++++ Data supplied ++++

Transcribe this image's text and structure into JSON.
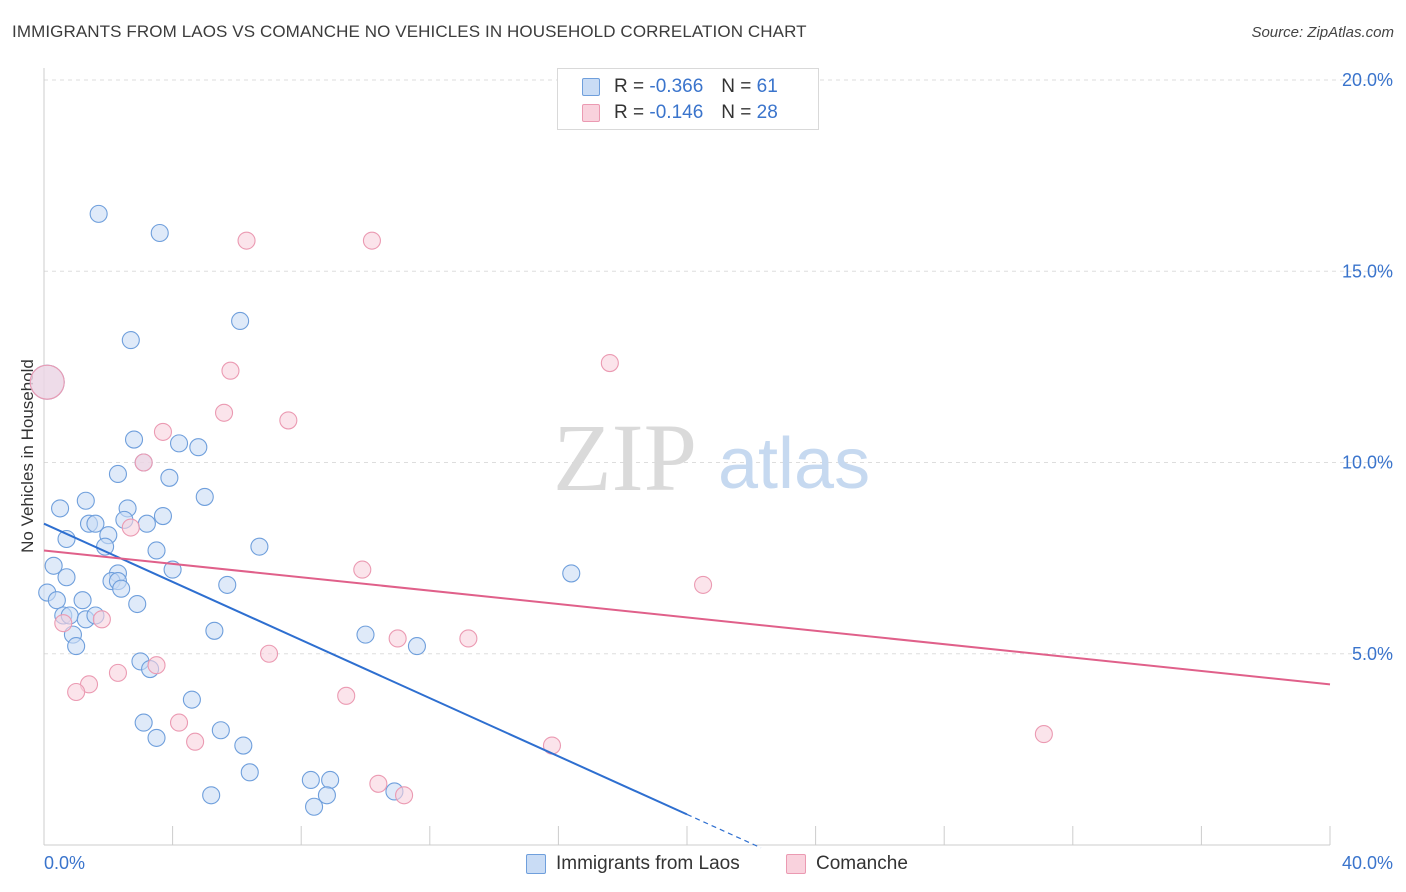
{
  "header": {
    "title": "IMMIGRANTS FROM LAOS VS COMANCHE NO VEHICLES IN HOUSEHOLD CORRELATION CHART",
    "source": "Source: ZipAtlas.com"
  },
  "watermark": {
    "zip": "ZIP",
    "atlas": "atlas"
  },
  "legend": {
    "rows": [
      {
        "r_label": "R =",
        "r_value": "-0.366",
        "n_label": "N =",
        "n_value": "61"
      },
      {
        "r_label": "R =",
        "r_value": "-0.146",
        "n_label": "N =",
        "n_value": "28"
      }
    ]
  },
  "colors": {
    "blue_fill": "#c9dcf5",
    "blue_stroke": "#6f9fdc",
    "blue_line": "#2e6fd0",
    "pink_fill": "#f9d2dd",
    "pink_stroke": "#eb9ab2",
    "pink_line": "#e0608a",
    "grid": "#dddddd",
    "tick_text": "#3a74cc"
  },
  "chart_data": {
    "type": "scatter",
    "title": "IMMIGRANTS FROM LAOS VS COMANCHE NO VEHICLES IN HOUSEHOLD CORRELATION CHART",
    "xlabel": "",
    "ylabel": "No Vehicles in Household",
    "xlim": [
      0,
      40
    ],
    "ylim": [
      0,
      20
    ],
    "x_tick_labels": [
      "0.0%",
      "40.0%"
    ],
    "y_ticks": [
      5,
      10,
      15,
      20
    ],
    "y_tick_labels": [
      "5.0%",
      "10.0%",
      "15.0%",
      "20.0%"
    ],
    "grid": true,
    "series": [
      {
        "name": "Immigrants from Laos",
        "r": -0.366,
        "n": 61,
        "trend": {
          "x0": 0,
          "y0": 8.4,
          "x1": 20.0,
          "y1": 0.8,
          "dash_to_x": 22.3
        },
        "points": [
          {
            "x": 0.1,
            "y": 12.1,
            "big": true
          },
          {
            "x": 1.7,
            "y": 16.5
          },
          {
            "x": 3.6,
            "y": 16.0
          },
          {
            "x": 6.1,
            "y": 13.7
          },
          {
            "x": 2.7,
            "y": 13.2
          },
          {
            "x": 2.8,
            "y": 10.6
          },
          {
            "x": 4.2,
            "y": 10.5
          },
          {
            "x": 4.8,
            "y": 10.4
          },
          {
            "x": 3.1,
            "y": 10.0
          },
          {
            "x": 2.3,
            "y": 9.7
          },
          {
            "x": 3.9,
            "y": 9.6
          },
          {
            "x": 5.0,
            "y": 9.1
          },
          {
            "x": 1.3,
            "y": 9.0
          },
          {
            "x": 0.5,
            "y": 8.8
          },
          {
            "x": 2.6,
            "y": 8.8
          },
          {
            "x": 1.4,
            "y": 8.4
          },
          {
            "x": 1.6,
            "y": 8.4
          },
          {
            "x": 2.5,
            "y": 8.5
          },
          {
            "x": 3.7,
            "y": 8.6
          },
          {
            "x": 3.2,
            "y": 8.4
          },
          {
            "x": 0.7,
            "y": 8.0
          },
          {
            "x": 2.0,
            "y": 8.1
          },
          {
            "x": 1.9,
            "y": 7.8
          },
          {
            "x": 3.5,
            "y": 7.7
          },
          {
            "x": 6.7,
            "y": 7.8
          },
          {
            "x": 0.3,
            "y": 7.3
          },
          {
            "x": 2.3,
            "y": 7.1
          },
          {
            "x": 4.0,
            "y": 7.2
          },
          {
            "x": 0.7,
            "y": 7.0
          },
          {
            "x": 2.1,
            "y": 6.9
          },
          {
            "x": 2.3,
            "y": 6.9
          },
          {
            "x": 2.4,
            "y": 6.7
          },
          {
            "x": 5.7,
            "y": 6.8
          },
          {
            "x": 16.4,
            "y": 7.1
          },
          {
            "x": 0.1,
            "y": 6.6
          },
          {
            "x": 0.4,
            "y": 6.4
          },
          {
            "x": 1.2,
            "y": 6.4
          },
          {
            "x": 2.9,
            "y": 6.3
          },
          {
            "x": 0.6,
            "y": 6.0
          },
          {
            "x": 0.8,
            "y": 6.0
          },
          {
            "x": 1.3,
            "y": 5.9
          },
          {
            "x": 1.6,
            "y": 6.0
          },
          {
            "x": 0.9,
            "y": 5.5
          },
          {
            "x": 5.3,
            "y": 5.6
          },
          {
            "x": 1.0,
            "y": 5.2
          },
          {
            "x": 10.0,
            "y": 5.5
          },
          {
            "x": 11.6,
            "y": 5.2
          },
          {
            "x": 3.0,
            "y": 4.8
          },
          {
            "x": 3.3,
            "y": 4.6
          },
          {
            "x": 4.6,
            "y": 3.8
          },
          {
            "x": 3.1,
            "y": 3.2
          },
          {
            "x": 5.5,
            "y": 3.0
          },
          {
            "x": 3.5,
            "y": 2.8
          },
          {
            "x": 6.2,
            "y": 2.6
          },
          {
            "x": 6.4,
            "y": 1.9
          },
          {
            "x": 8.3,
            "y": 1.7
          },
          {
            "x": 8.9,
            "y": 1.7
          },
          {
            "x": 5.2,
            "y": 1.3
          },
          {
            "x": 8.8,
            "y": 1.3
          },
          {
            "x": 10.9,
            "y": 1.4
          },
          {
            "x": 8.4,
            "y": 1.0
          }
        ]
      },
      {
        "name": "Comanche",
        "r": -0.146,
        "n": 28,
        "trend": {
          "x0": 0,
          "y0": 7.7,
          "x1": 40.0,
          "y1": 4.2
        },
        "points": [
          {
            "x": 0.1,
            "y": 12.1,
            "big": true
          },
          {
            "x": 6.3,
            "y": 15.8
          },
          {
            "x": 10.2,
            "y": 15.8
          },
          {
            "x": 17.6,
            "y": 12.6
          },
          {
            "x": 5.8,
            "y": 12.4
          },
          {
            "x": 5.6,
            "y": 11.3
          },
          {
            "x": 7.6,
            "y": 11.1
          },
          {
            "x": 3.7,
            "y": 10.8
          },
          {
            "x": 3.1,
            "y": 10.0
          },
          {
            "x": 2.7,
            "y": 8.3
          },
          {
            "x": 9.9,
            "y": 7.2
          },
          {
            "x": 20.5,
            "y": 6.8
          },
          {
            "x": 1.8,
            "y": 5.9
          },
          {
            "x": 0.6,
            "y": 5.8
          },
          {
            "x": 11.0,
            "y": 5.4
          },
          {
            "x": 13.2,
            "y": 5.4
          },
          {
            "x": 7.0,
            "y": 5.0
          },
          {
            "x": 3.5,
            "y": 4.7
          },
          {
            "x": 2.3,
            "y": 4.5
          },
          {
            "x": 1.4,
            "y": 4.2
          },
          {
            "x": 1.0,
            "y": 4.0
          },
          {
            "x": 9.4,
            "y": 3.9
          },
          {
            "x": 4.2,
            "y": 3.2
          },
          {
            "x": 4.7,
            "y": 2.7
          },
          {
            "x": 15.8,
            "y": 2.6
          },
          {
            "x": 31.1,
            "y": 2.9
          },
          {
            "x": 10.4,
            "y": 1.6
          },
          {
            "x": 11.2,
            "y": 1.3
          }
        ]
      }
    ]
  }
}
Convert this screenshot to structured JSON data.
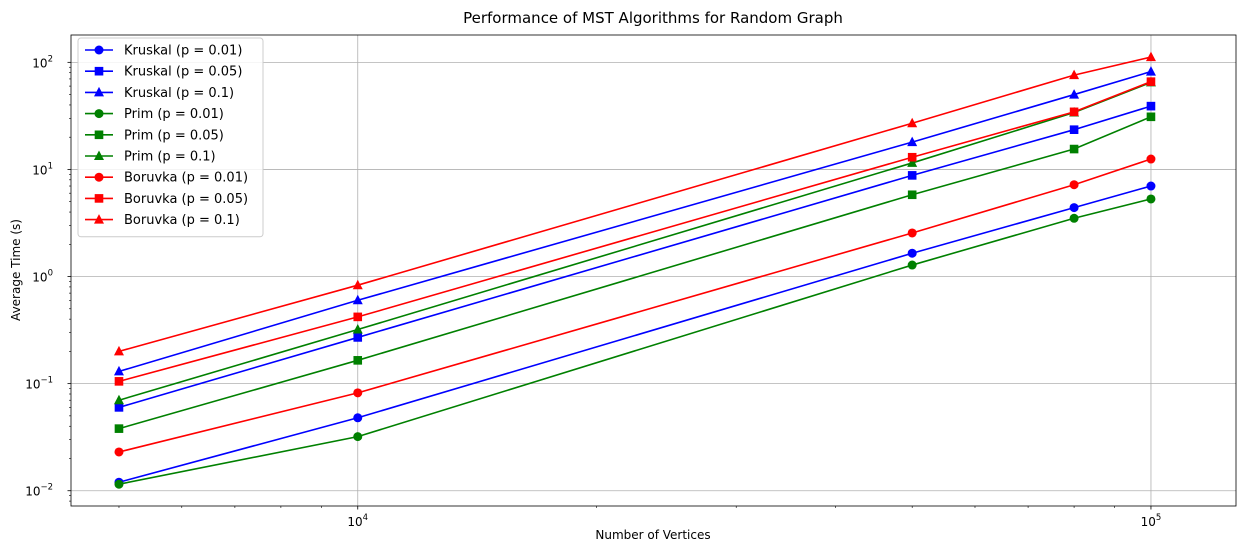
{
  "chart_data": {
    "type": "line",
    "title": "Performance of MST Algorithms for Random Graph",
    "xlabel": "Number of Vertices",
    "ylabel": "Average Time (s)",
    "xscale": "log",
    "yscale": "log",
    "xlim": [
      4350,
      128000
    ],
    "ylim": [
      0.0072,
      180
    ],
    "grid": true,
    "legend_position": "upper-left",
    "x": [
      5000,
      10000,
      50000,
      80000,
      100000
    ],
    "x_ticks": [
      {
        "value": 10000,
        "base": "10",
        "exp": "4"
      },
      {
        "value": 100000,
        "base": "10",
        "exp": "5"
      }
    ],
    "y_ticks": [
      {
        "value": 0.01,
        "base": "10",
        "exp": "−2"
      },
      {
        "value": 0.1,
        "base": "10",
        "exp": "−1"
      },
      {
        "value": 1,
        "base": "10",
        "exp": "0"
      },
      {
        "value": 10,
        "base": "10",
        "exp": "1"
      },
      {
        "value": 100,
        "base": "10",
        "exp": "2"
      }
    ],
    "series": [
      {
        "name": "Kruskal (p = 0.01)",
        "color": "#0000ff",
        "marker": "circle",
        "values": [
          0.012,
          0.048,
          1.65,
          4.4,
          7.0
        ]
      },
      {
        "name": "Kruskal (p = 0.05)",
        "color": "#0000ff",
        "marker": "square",
        "values": [
          0.06,
          0.27,
          8.8,
          23.5,
          39
        ]
      },
      {
        "name": "Kruskal (p = 0.1)",
        "color": "#0000ff",
        "marker": "triangle",
        "values": [
          0.13,
          0.6,
          18,
          50,
          82
        ]
      },
      {
        "name": "Prim (p = 0.01)",
        "color": "#008000",
        "marker": "circle",
        "values": [
          0.0115,
          0.032,
          1.28,
          3.5,
          5.3
        ]
      },
      {
        "name": "Prim (p = 0.05)",
        "color": "#008000",
        "marker": "square",
        "values": [
          0.038,
          0.165,
          5.8,
          15.5,
          31
        ]
      },
      {
        "name": "Prim (p = 0.1)",
        "color": "#008000",
        "marker": "triangle",
        "values": [
          0.07,
          0.32,
          11.5,
          34,
          65
        ]
      },
      {
        "name": "Boruvka (p = 0.01)",
        "color": "#ff0000",
        "marker": "circle",
        "values": [
          0.023,
          0.082,
          2.55,
          7.2,
          12.5
        ]
      },
      {
        "name": "Boruvka (p = 0.05)",
        "color": "#ff0000",
        "marker": "square",
        "values": [
          0.105,
          0.42,
          13,
          34.5,
          66
        ]
      },
      {
        "name": "Boruvka (p = 0.1)",
        "color": "#ff0000",
        "marker": "triangle",
        "values": [
          0.2,
          0.83,
          27,
          76,
          112
        ]
      }
    ]
  }
}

++++

**Objective**
Working from the entries above, return all lines that contain "Boruvka".

**Answer to this problem**
        "name": "Boruvka (p = 0.01)",
        "name": "Boruvka (p = 0.05)",
        "name": "Boruvka (p = 0.1)",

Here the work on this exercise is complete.